- Set task
Go through the listing below and gather every line with the word "eller".

--- start Exercise material ---

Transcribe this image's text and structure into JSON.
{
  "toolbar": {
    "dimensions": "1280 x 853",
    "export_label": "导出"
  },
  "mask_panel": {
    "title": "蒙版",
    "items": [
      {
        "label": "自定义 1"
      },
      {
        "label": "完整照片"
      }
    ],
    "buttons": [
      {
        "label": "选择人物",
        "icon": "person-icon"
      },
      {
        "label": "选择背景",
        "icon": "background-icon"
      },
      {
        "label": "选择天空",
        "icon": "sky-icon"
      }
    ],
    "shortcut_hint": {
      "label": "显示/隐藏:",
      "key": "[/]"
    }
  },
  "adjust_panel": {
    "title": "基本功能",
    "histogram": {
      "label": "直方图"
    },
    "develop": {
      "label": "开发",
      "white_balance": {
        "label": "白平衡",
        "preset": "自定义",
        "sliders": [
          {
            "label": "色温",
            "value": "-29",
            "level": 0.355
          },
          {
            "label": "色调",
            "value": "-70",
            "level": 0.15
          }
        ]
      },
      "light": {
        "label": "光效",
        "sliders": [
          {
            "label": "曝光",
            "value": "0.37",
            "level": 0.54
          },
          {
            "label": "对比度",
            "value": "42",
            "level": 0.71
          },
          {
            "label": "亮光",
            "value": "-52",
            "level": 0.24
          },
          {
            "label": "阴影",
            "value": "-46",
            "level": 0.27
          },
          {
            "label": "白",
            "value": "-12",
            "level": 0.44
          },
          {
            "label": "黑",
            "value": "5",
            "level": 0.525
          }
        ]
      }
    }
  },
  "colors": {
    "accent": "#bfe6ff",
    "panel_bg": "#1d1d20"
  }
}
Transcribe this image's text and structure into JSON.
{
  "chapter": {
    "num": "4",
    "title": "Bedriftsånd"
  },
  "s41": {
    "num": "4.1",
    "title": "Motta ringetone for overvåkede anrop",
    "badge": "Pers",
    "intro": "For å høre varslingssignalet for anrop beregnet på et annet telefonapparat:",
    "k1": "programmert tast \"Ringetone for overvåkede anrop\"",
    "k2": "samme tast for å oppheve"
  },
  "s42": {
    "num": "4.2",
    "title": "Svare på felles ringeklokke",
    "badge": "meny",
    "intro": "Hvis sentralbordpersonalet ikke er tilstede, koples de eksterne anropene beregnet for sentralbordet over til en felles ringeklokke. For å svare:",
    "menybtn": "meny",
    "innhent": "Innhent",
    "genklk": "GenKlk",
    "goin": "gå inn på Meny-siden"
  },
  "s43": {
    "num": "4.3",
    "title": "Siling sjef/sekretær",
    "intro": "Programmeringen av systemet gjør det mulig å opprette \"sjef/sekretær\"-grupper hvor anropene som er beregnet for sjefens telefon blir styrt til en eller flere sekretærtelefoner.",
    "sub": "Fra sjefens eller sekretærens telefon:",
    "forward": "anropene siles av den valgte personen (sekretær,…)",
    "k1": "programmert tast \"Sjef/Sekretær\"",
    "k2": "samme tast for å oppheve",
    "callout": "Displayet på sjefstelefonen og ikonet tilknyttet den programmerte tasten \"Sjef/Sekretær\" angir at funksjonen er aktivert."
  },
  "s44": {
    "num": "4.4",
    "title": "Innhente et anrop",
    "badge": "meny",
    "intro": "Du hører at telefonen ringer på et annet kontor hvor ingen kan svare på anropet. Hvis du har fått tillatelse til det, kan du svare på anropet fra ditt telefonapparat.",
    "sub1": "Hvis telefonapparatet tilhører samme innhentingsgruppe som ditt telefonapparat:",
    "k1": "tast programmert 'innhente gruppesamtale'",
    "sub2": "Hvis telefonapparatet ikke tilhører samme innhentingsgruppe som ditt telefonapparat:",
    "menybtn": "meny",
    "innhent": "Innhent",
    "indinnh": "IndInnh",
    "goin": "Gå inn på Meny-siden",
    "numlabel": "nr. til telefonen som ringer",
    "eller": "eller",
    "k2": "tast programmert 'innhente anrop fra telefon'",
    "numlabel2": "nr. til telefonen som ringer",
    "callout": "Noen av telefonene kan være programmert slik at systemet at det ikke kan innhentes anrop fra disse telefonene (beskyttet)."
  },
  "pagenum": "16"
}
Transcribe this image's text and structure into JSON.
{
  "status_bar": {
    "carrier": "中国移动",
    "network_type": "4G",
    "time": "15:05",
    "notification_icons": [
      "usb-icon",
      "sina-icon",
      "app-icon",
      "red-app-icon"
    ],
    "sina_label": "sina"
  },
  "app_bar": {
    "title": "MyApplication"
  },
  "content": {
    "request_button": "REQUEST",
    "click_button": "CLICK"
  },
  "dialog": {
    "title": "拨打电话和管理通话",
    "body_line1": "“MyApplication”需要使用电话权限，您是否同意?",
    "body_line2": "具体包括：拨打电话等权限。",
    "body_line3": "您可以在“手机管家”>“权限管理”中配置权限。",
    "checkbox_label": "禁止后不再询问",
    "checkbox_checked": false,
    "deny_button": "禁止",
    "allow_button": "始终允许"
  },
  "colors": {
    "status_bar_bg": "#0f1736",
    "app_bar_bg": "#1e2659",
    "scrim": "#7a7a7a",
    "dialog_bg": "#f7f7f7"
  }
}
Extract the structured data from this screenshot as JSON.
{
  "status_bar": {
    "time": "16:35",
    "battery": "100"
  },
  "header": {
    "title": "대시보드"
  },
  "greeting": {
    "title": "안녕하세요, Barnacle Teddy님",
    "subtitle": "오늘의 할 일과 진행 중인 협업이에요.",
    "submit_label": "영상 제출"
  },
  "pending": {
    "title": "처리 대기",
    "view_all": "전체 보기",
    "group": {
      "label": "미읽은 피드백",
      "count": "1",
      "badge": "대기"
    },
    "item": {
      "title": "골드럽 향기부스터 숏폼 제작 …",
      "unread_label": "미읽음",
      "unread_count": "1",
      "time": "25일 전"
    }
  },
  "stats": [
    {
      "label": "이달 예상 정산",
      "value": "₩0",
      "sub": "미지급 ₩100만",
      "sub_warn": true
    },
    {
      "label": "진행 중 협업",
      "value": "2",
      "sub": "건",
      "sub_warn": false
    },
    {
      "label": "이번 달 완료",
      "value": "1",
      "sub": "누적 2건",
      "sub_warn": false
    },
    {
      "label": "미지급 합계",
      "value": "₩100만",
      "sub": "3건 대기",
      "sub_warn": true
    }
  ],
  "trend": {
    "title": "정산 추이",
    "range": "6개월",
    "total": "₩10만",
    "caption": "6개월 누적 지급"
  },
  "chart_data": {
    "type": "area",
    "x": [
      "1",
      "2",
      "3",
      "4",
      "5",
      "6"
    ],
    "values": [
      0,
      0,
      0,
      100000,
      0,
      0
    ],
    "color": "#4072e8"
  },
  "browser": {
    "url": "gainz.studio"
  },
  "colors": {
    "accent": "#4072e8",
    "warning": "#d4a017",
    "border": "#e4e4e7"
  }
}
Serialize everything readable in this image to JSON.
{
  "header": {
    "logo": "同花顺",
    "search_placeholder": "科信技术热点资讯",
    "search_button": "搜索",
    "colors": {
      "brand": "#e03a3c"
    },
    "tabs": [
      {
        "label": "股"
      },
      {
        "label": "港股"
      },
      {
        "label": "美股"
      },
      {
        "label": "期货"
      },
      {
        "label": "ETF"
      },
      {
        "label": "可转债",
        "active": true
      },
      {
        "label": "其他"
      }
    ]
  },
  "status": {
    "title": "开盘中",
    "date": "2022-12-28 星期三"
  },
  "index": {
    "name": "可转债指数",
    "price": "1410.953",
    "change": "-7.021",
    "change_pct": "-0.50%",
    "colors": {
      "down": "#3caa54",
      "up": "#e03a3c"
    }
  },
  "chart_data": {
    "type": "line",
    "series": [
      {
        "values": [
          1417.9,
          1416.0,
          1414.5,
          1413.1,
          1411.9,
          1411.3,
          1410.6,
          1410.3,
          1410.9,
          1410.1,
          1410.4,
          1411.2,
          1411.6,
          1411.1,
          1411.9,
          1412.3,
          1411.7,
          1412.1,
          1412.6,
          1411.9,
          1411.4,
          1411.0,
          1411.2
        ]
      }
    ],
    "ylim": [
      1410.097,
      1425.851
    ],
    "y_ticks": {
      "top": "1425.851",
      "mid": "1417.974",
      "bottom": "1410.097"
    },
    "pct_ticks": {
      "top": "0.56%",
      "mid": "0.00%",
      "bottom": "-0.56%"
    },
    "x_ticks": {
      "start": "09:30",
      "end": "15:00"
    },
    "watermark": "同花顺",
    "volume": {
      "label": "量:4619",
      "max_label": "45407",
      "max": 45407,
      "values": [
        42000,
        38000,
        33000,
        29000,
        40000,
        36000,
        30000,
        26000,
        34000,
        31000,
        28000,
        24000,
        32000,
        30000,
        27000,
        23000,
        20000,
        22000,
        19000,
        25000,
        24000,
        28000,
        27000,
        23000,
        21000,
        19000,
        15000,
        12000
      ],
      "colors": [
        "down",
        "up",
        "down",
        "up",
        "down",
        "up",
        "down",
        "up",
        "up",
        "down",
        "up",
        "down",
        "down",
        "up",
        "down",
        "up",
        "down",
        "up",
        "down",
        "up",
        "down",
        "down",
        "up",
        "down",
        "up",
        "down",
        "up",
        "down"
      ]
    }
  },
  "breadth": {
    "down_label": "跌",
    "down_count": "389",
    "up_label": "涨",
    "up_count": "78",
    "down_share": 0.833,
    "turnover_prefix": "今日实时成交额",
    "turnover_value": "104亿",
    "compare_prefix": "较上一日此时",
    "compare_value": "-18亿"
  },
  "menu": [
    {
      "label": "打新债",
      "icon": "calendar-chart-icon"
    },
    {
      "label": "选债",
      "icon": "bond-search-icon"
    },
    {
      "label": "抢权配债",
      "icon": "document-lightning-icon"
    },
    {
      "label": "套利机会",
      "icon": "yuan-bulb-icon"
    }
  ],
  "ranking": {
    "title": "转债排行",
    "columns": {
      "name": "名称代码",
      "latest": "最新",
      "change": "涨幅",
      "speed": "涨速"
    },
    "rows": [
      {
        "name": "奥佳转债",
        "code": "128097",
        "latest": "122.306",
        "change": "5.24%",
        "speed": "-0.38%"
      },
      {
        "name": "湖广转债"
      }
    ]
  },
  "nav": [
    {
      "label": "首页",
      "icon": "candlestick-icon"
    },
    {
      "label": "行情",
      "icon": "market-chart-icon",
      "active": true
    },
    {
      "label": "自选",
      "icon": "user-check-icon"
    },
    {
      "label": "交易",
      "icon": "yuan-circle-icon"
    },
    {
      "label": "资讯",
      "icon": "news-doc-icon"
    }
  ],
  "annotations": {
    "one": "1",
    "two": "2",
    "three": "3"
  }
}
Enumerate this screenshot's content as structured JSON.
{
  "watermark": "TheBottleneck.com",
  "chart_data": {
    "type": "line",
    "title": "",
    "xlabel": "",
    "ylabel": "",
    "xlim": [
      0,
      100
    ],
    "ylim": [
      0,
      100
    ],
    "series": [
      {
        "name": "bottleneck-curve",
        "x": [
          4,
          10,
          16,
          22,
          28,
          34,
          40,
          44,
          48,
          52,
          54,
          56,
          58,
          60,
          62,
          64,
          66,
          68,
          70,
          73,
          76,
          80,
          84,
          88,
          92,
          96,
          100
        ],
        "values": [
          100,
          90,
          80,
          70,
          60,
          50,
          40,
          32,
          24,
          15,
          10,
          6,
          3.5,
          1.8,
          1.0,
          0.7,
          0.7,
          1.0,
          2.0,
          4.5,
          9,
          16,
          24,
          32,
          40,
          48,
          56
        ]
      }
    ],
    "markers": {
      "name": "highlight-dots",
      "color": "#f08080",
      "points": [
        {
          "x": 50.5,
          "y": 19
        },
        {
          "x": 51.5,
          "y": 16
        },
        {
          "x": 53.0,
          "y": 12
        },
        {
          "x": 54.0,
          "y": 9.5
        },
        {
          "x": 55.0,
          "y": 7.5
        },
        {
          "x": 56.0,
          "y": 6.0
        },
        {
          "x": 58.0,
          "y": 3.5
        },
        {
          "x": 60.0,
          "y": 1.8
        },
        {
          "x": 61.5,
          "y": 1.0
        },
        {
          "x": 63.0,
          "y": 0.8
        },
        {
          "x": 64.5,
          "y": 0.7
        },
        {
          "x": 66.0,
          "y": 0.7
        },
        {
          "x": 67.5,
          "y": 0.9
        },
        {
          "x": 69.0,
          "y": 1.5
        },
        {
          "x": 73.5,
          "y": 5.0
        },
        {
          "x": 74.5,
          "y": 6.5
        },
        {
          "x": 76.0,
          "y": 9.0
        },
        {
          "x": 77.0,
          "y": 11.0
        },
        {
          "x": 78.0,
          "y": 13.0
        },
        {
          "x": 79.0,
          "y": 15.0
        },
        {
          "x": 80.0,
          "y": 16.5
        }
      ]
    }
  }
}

--- end Exercise material ---

- Reply
    "intro": "Programmeringen av systemet gjør det mulig å opprette \"sjef/sekretær\"-grupper hvor anropene som er beregnet for sjefens telefon blir styrt til en eller flere sekretærtelefoner.",
    "sub": "Fra sjefens eller sekretærens telefon:",
    "eller": "eller",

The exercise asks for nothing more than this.